* Begin Data supplied *

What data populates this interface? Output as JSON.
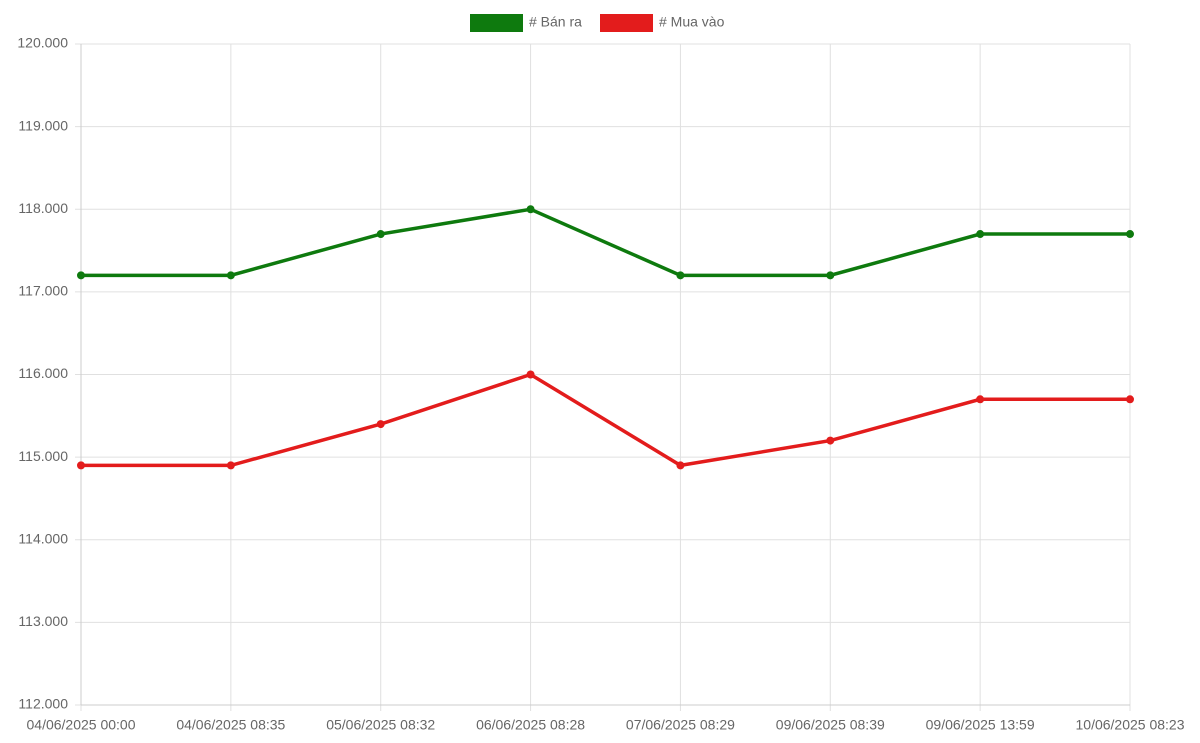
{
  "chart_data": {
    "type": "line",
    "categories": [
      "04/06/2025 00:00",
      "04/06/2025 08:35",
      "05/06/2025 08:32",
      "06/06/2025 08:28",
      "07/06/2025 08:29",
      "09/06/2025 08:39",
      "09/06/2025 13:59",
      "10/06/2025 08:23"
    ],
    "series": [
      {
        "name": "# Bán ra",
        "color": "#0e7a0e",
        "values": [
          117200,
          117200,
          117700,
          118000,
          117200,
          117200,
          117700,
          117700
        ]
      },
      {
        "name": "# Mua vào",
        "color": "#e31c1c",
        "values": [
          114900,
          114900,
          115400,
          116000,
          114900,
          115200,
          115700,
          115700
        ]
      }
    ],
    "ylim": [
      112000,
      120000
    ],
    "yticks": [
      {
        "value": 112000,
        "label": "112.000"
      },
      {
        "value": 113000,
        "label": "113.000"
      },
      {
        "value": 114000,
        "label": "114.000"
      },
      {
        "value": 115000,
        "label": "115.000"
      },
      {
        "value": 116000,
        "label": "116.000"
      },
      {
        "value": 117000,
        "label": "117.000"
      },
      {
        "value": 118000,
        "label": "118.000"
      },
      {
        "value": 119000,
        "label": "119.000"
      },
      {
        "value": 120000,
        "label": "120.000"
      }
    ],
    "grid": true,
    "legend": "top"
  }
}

* End Data supplied *
* Begin Data supplied *

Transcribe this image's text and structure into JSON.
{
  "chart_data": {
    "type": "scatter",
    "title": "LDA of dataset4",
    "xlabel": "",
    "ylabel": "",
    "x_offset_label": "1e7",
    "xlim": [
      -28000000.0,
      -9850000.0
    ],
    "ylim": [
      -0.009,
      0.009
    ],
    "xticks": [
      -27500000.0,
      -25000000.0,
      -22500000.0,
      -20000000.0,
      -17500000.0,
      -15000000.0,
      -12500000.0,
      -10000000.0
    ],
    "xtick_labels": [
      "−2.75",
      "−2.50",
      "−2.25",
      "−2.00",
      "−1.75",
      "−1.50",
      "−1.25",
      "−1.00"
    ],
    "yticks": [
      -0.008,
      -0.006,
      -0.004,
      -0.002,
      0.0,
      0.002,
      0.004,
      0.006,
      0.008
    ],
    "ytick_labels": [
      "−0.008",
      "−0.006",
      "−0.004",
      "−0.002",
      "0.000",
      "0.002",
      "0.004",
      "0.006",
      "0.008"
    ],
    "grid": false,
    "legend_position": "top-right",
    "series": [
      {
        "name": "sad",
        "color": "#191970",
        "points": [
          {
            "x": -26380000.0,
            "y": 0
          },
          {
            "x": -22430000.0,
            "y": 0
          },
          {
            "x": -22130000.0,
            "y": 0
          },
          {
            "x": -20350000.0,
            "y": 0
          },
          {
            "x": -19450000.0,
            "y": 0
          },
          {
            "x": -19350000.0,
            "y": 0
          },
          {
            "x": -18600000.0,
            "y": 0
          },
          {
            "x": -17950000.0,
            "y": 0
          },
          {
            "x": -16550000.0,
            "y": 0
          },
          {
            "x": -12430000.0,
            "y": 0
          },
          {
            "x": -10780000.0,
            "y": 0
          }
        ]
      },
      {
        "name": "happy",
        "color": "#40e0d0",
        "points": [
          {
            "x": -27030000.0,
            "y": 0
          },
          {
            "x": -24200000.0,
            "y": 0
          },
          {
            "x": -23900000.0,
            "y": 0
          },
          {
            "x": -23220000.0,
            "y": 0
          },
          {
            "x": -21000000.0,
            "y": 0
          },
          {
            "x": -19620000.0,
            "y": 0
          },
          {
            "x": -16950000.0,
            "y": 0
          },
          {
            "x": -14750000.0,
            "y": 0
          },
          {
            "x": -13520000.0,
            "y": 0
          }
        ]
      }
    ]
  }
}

* End Data supplied *

Stated exercise:
From the records above, pull out each line that has "name".

Right answer:
        "name": "# Bán ra",
        "name": "# Mua vào",
        "name": "sad",
        "name": "happy",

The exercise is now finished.